GIVEN EXERCISE: Reproduce this listing in full.

+ + +

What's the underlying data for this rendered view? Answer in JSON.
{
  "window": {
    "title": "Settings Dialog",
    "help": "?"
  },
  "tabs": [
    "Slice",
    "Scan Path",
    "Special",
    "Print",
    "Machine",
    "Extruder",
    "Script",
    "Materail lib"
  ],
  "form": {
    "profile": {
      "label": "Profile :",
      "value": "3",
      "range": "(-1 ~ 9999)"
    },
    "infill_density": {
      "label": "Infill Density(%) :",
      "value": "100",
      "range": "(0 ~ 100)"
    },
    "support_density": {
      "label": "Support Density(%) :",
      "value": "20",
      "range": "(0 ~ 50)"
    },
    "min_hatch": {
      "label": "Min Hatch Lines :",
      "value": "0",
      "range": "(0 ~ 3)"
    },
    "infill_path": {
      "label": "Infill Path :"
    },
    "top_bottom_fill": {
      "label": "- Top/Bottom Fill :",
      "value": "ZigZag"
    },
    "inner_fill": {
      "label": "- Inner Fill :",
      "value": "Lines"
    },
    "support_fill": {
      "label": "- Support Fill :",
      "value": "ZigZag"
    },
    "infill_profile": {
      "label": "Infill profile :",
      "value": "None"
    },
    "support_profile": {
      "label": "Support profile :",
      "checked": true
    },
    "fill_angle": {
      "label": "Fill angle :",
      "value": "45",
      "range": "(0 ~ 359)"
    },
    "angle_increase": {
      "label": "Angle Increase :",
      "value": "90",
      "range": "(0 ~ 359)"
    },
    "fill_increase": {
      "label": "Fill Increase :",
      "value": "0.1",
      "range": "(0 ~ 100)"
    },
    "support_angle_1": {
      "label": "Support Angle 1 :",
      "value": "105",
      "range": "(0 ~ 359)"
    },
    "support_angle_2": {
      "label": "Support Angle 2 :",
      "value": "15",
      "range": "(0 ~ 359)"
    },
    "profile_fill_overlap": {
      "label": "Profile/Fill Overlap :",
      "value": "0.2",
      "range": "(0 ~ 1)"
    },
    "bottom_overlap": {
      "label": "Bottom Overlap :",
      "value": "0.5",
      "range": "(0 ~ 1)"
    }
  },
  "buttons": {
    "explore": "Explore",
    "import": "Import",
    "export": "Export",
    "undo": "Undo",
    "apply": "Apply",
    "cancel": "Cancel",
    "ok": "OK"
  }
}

+ + +

OUTPUT OF THE EXERCISE:
What's the underlying data for this rendered view? Answer in JSON.
{
  "window": {
    "title": "Settings Dialog",
    "help": "?"
  },
  "tabs": [
    "Slice",
    "Scan Path",
    "Special",
    "Print",
    "Machine",
    "Extruder",
    "Script",
    "Materail lib"
  ],
  "form": {
    "profile": {
      "label": "Profile :",
      "value": "3",
      "range": "(-1 ~ 9999)"
    },
    "infill_density": {
      "label": "Infill Density(%) :",
      "value": "100",
      "range": "(0 ~ 100)"
    },
    "support_density": {
      "label": "Support Density(%) :",
      "value": "20",
      "range": "(0 ~ 50)"
    },
    "min_hatch": {
      "label": "Min Hatch Lines :",
      "value": "0",
      "range": "(0 ~ 3)"
    },
    "infill_path": {
      "label": "Infill Path :"
    },
    "top_bottom_fill": {
      "label": "- Top/Bottom Fill :",
      "value": "ZigZag"
    },
    "inner_fill": {
      "label": "- Inner Fill :",
      "value": "Lines"
    },
    "support_fill": {
      "label": "- Support Fill :",
      "value": "ZigZag"
    },
    "infill_profile": {
      "label": "Infill profile :",
      "value": "None"
    },
    "support_profile": {
      "label": "Support profile :",
      "checked": true
    },
    "fill_angle": {
      "label": "Fill angle :",
      "value": "45",
      "range": "(0 ~ 359)"
    },
    "angle_increase": {
      "label": "Angle Increase :",
      "value": "90",
      "range": "(0 ~ 359)"
    },
    "fill_increase": {
      "label": "Fill Increase :",
      "value": "0.1",
      "range": "(0 ~ 100)"
    },
    "support_angle_1": {
      "label": "Support Angle 1 :",
      "value": "105",
      "range": "(0 ~ 359)"
    },
    "support_angle_2": {
      "label": "Support Angle 2 :",
      "value": "15",
      "range": "(0 ~ 359)"
    },
    "profile_fill_overlap": {
      "label": "Profile/Fill Overlap :",
      "value": "0.2",
      "range": "(0 ~ 1)"
    },
    "bottom_overlap": {
      "label": "Bottom Overlap :",
      "value": "0.5",
      "range": "(0 ~ 1)"
    }
  },
  "buttons": {
    "explore": "Explore",
    "import": "Import",
    "export": "Export",
    "undo": "Undo",
    "apply": "Apply",
    "cancel": "Cancel",
    "ok": "OK"
  }
}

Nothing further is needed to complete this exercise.